SELECTED TEXT
Section 3.2 explains the typing rule and how to derive "squeeze" and "transFill" from it. These two operations are needed to explain how to compute comp in HITs. In CCHM (https://arxiv.org/abs/1611.02108) we had to define both squeeze and transport for propositional truncation (section 9.2) while with transp we only have to define one operation.

from cubical.

transport : ∀ {A B : Set} → A ≡ A → A → A
transport p a = transp (λ i → p i) i1 a

E:\TheoremProving\CubicalAgdaStuff\hello.agda:6,25-34
p i != A of type Set
when checking that the expression transp (λ i → p i) i1 a has type
A

I really did not expect this error.

transport : ∀ {A B : Set} → A ≡ A → A → A
transport p a = transp (λ i → p i0) i1 a

transport : ∀ {A B : Set} → A ≡ A → A → A
transport p a = transp (λ i → p i1) i1 a

These two on the other hand work.

I am confused as to what is going on here. Just what is transp doing and why was it designed like this?

from cubical.

From the agda docs:

There is an additional side condition to be satisfied for transp A r a to type-check, which is that A has to be constant on r. This means that A should be a constant function whenever the constraint r = i1 is satisfied. This side condition is vacuously true when r is i0, so there is nothing to check when writing transp A i0 a.

This explains why your middle two examples don't work. As for why this is what we want, I'm not sure – and I'm also curious about the answer! Perhaps it's so that transp always gives a path instead of a PathP?

from cubical.

Looking at your examples again, I think I see why this is necessary: the type of transp cannot depend on the value of the interval variable given. Recall the type of transp:

transp : ∀ {ℓ} (A : I → Set ℓ) (r : I) (a : A i0) → A i1

Thus if we want transp to be definitionally equal to a when r = i1, then we need to assert that A i0 is definitionally equal to A i1 (or equivalently, A is a constant function) in that case.

I'm hoping someone who knows more about cubical type theory can also weigh in.

from cubical.

Thank you for the replies. I had nearly forgotten that the docs existed. I think I understand transport well enough now after studying it for a while and debugging my mental errors. No doubt, I will have questions about other parts of Cubical Agda later.

from cubical.

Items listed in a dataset
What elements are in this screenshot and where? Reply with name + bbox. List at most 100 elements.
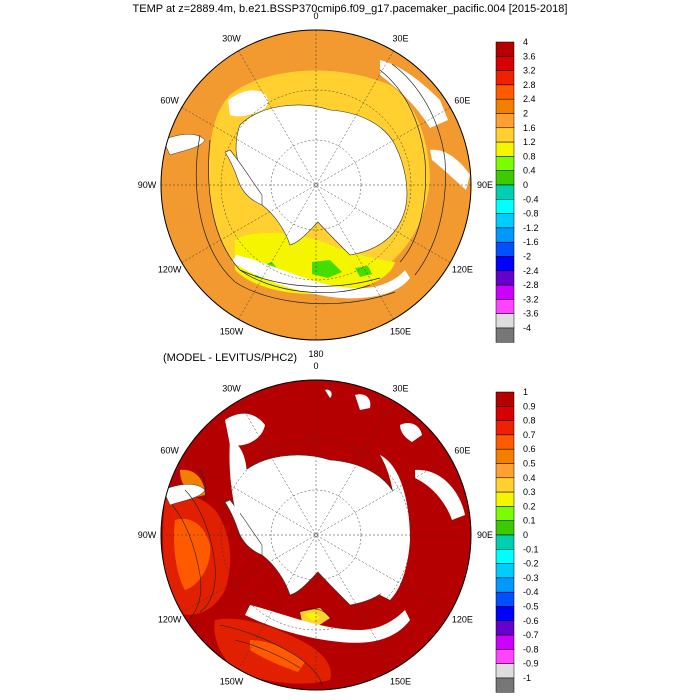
- colorbar-label: -1.2: [523, 223, 539, 233]
- colorbar-label: -2.4: [523, 266, 539, 276]
- colorbar-label: 0.1: [523, 516, 536, 526]
- colorbar-box: [495, 434, 515, 450]
- colorbar-box: [495, 84, 515, 100]
- colorbar-label: 1: [523, 387, 528, 397]
- colorbar-box: [495, 591, 515, 607]
- colorbar-box: [495, 649, 515, 664]
- colorbar-box: [495, 448, 515, 464]
- colorbar-box: [495, 256, 515, 272]
- green-patch: [355, 266, 372, 277]
- colorbar-box: [495, 477, 515, 493]
- colorbar-label: 0.7: [523, 430, 536, 440]
- colorbar-label: -0.3: [523, 573, 539, 583]
- colorbar-label: -3.6: [523, 309, 539, 319]
- colorbar-label: 1.2: [523, 137, 536, 147]
- colorbar-label: 0.8: [523, 416, 536, 426]
- colorbar-label: -0.9: [523, 659, 539, 669]
- colorbar-box: [495, 663, 515, 679]
- colorbar-box: [495, 634, 515, 650]
- colorbar-label: 0.3: [523, 487, 536, 497]
- longitude-label: 30W: [222, 34, 241, 44]
- longitude-label: 60W: [160, 446, 179, 456]
- colorbar-label: -2.8: [523, 280, 539, 290]
- colorbar-label: 4: [523, 37, 528, 47]
- colorbar-box: [495, 313, 515, 329]
- colorbar-box: [495, 213, 515, 229]
- longitude-label: 30E: [392, 34, 408, 44]
- colorbar-label: -3.2: [523, 294, 539, 304]
- colorbar-box: [495, 113, 515, 129]
- longitude-label: 120E: [452, 265, 473, 275]
- longitude-label: 90W: [138, 180, 157, 190]
- longitude-label: 120W: [158, 615, 182, 625]
- longitude-label: 180: [308, 349, 323, 359]
- longitude-label: 0: [313, 361, 318, 371]
- colorbar-label: 0: [523, 180, 528, 190]
- colorbar-label: 2.4: [523, 94, 536, 104]
- longitude-label: 30W: [222, 384, 241, 394]
- colorbar-label: -2: [523, 252, 531, 262]
- colorbar-box: [495, 606, 515, 622]
- longitude-label: 90E: [477, 180, 493, 190]
- longitude-label: 120E: [452, 615, 473, 625]
- longitude-label: 60E: [454, 446, 470, 456]
- colorbar-label: 0: [523, 530, 528, 540]
- colorbar-box: [495, 491, 515, 507]
- colorbar-label: 0.9: [523, 401, 536, 411]
- colorbar-label: -0.6: [523, 616, 539, 626]
- colorbar-box: [495, 577, 515, 593]
- colorbar-box: [495, 170, 515, 186]
- colorbar-label: 3.6: [523, 51, 536, 61]
- colorbar-label: 1.6: [523, 123, 536, 133]
- top-map: 0 30E 60E 90E 120E 150E 180 150W 120W 90W 60W 30W: [138, 11, 493, 359]
- colorbar-label: 0.4: [523, 473, 536, 483]
- colorbar-box: [495, 56, 515, 71]
- colorbar-box: [495, 391, 515, 407]
- colorbar-bottom: 1 0.9 0.8 0.7 0.6 0.5 0.4 0.3 0.2 0.1 0 -0.1 -0.2 -0.…: [495, 387, 539, 693]
- longitude-label: 150E: [390, 676, 411, 686]
- colorbar-label: 2.8: [523, 80, 536, 90]
- colorbar-box: [495, 420, 515, 436]
- colorbar-box: [495, 127, 515, 143]
- green-patch: [312, 260, 342, 278]
- colorbar-box: [495, 463, 515, 479]
- colorbar-label: -0.8: [523, 644, 539, 654]
- colorbar-label: -0.7: [523, 630, 539, 640]
- colorbar-label: 3.2: [523, 66, 536, 76]
- colorbar-label: 0.6: [523, 444, 536, 454]
- longitude-label: 90E: [477, 530, 493, 540]
- colorbar-label: 2: [523, 109, 528, 119]
- colorbar-box: [495, 406, 515, 421]
- colorbar-label: -0.8: [523, 209, 539, 219]
- colorbar-box: [495, 141, 515, 157]
- colorbar-box: [495, 620, 515, 636]
- colorbar-label: 0.4: [523, 166, 536, 176]
- colorbar-label: -0.4: [523, 587, 539, 597]
- colorbar-label: -0.1: [523, 544, 539, 554]
- colorbar-label: 0.5: [523, 459, 536, 469]
- colorbar-box: [495, 270, 515, 286]
- colorbar-box: [495, 227, 515, 243]
- colorbar-box: [495, 98, 515, 114]
- longitude-label: 150E: [390, 326, 411, 336]
- colorbar-box: [495, 41, 515, 57]
- longitude-label: 90W: [138, 530, 157, 540]
- longitude-label: 150W: [220, 326, 244, 336]
- colorbar-box: [495, 549, 515, 564]
- longitude-label: 30E: [392, 384, 408, 394]
- colorbar-box: [495, 156, 515, 171]
- colorbar-label: -0.2: [523, 559, 539, 569]
- colorbar-box: [495, 70, 515, 86]
- colorbar-box: [495, 520, 515, 536]
- colorbar-label: -1: [523, 673, 531, 683]
- colorbar-box: [495, 327, 515, 343]
- panel-subtitle: (MODEL - LEVITUS/PHC2): [163, 352, 298, 364]
- colorbar-box: [495, 284, 515, 300]
- colorbar-top: 4 3.6 3.2 2.8 2.4 2 1.6 1.2 0.8 0.4 0 -0.4 -0.8 -1.2 -…: [495, 37, 539, 343]
- longitude-label: 60W: [160, 96, 179, 106]
- colorbar-label: -1.6: [523, 237, 539, 247]
- colorbar-box: [495, 299, 515, 314]
- colorbar-label: 0.8: [523, 151, 536, 161]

TASK SET
[1] Reproduce the passage of the Cubical Agda thread that opens with the words "This explains why" and closes with "of a PathP?".
[2] Please write out the lines of the records that open with the line containing "- colorbar-label: -1.2: [523, 223, 539, 233]" and close with the line containing "- colorbar-label: -0.9: [523, 659, 539, 669]".
These records have no connection to the Cubical Agda thread.

ANSWERS FOR THIS EXERCISE
[1]
This explains why your middle two examples don't work. As for why this is what we want, I'm not sure – and I'm also curious about the answer! Perhaps it's so that transp always gives a path instead of a PathP?

[2]
- colorbar-label: -1.2: [523, 223, 539, 233]
- colorbar-label: -2.4: [523, 266, 539, 276]
- colorbar-label: 0.1: [523, 516, 536, 526]
- colorbar-box: [495, 434, 515, 450]
- colorbar-box: [495, 84, 515, 100]
- colorbar-label: 1: [523, 387, 528, 397]
- colorbar-box: [495, 591, 515, 607]
- colorbar-box: [495, 649, 515, 664]
- colorbar-box: [495, 448, 515, 464]
- colorbar-box: [495, 256, 515, 272]
- green-patch: [355, 266, 372, 277]
- colorbar-box: [495, 477, 515, 493]
- colorbar-label: 0.7: [523, 430, 536, 440]
- colorbar-label: -0.3: [523, 573, 539, 583]
- colorbar-label: -3.6: [523, 309, 539, 319]
- colorbar-label: 1.2: [523, 137, 536, 147]
- colorbar-label: 0.8: [523, 416, 536, 426]
- colorbar-label: -0.9: [523, 659, 539, 669]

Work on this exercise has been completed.